◆ **TASK DETAILS**:
Copy out each line that mentions the word "rank".

[Dataset listings of figures]
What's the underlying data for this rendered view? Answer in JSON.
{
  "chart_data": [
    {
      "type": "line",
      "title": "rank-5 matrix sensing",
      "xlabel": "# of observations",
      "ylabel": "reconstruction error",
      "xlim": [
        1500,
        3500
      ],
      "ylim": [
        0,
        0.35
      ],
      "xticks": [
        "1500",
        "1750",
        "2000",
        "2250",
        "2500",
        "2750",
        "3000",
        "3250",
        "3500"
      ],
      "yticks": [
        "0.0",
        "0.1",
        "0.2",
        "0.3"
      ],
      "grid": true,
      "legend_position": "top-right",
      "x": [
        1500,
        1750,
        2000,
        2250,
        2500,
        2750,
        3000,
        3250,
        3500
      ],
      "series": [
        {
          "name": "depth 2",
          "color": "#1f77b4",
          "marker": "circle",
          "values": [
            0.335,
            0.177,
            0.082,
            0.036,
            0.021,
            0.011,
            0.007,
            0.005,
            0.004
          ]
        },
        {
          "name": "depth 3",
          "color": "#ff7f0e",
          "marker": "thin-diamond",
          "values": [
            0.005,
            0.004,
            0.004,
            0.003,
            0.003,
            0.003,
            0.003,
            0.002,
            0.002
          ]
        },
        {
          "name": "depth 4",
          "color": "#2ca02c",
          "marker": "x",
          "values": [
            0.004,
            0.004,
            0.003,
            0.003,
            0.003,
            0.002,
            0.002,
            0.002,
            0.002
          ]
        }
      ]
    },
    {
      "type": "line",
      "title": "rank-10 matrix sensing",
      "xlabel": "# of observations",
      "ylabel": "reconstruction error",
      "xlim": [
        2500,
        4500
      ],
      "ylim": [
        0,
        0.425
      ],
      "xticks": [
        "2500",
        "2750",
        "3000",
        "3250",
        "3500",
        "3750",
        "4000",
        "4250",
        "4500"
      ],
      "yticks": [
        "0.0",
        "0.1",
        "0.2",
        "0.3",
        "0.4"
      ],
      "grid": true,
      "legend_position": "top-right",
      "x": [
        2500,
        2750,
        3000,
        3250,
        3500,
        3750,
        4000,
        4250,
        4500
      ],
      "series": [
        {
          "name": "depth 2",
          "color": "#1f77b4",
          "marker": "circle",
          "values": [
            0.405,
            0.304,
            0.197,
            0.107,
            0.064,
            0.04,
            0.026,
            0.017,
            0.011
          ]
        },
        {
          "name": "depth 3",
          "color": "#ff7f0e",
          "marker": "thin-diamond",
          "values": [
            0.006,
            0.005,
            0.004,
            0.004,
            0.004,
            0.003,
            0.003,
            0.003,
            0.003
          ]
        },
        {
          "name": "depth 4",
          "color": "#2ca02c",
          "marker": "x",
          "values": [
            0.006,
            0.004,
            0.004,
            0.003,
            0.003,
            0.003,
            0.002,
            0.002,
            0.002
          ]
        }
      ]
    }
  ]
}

◆ **RESULT BELOW**:
      "title": "rank-5 matrix sensing",
      "title": "rank-10 matrix sensing",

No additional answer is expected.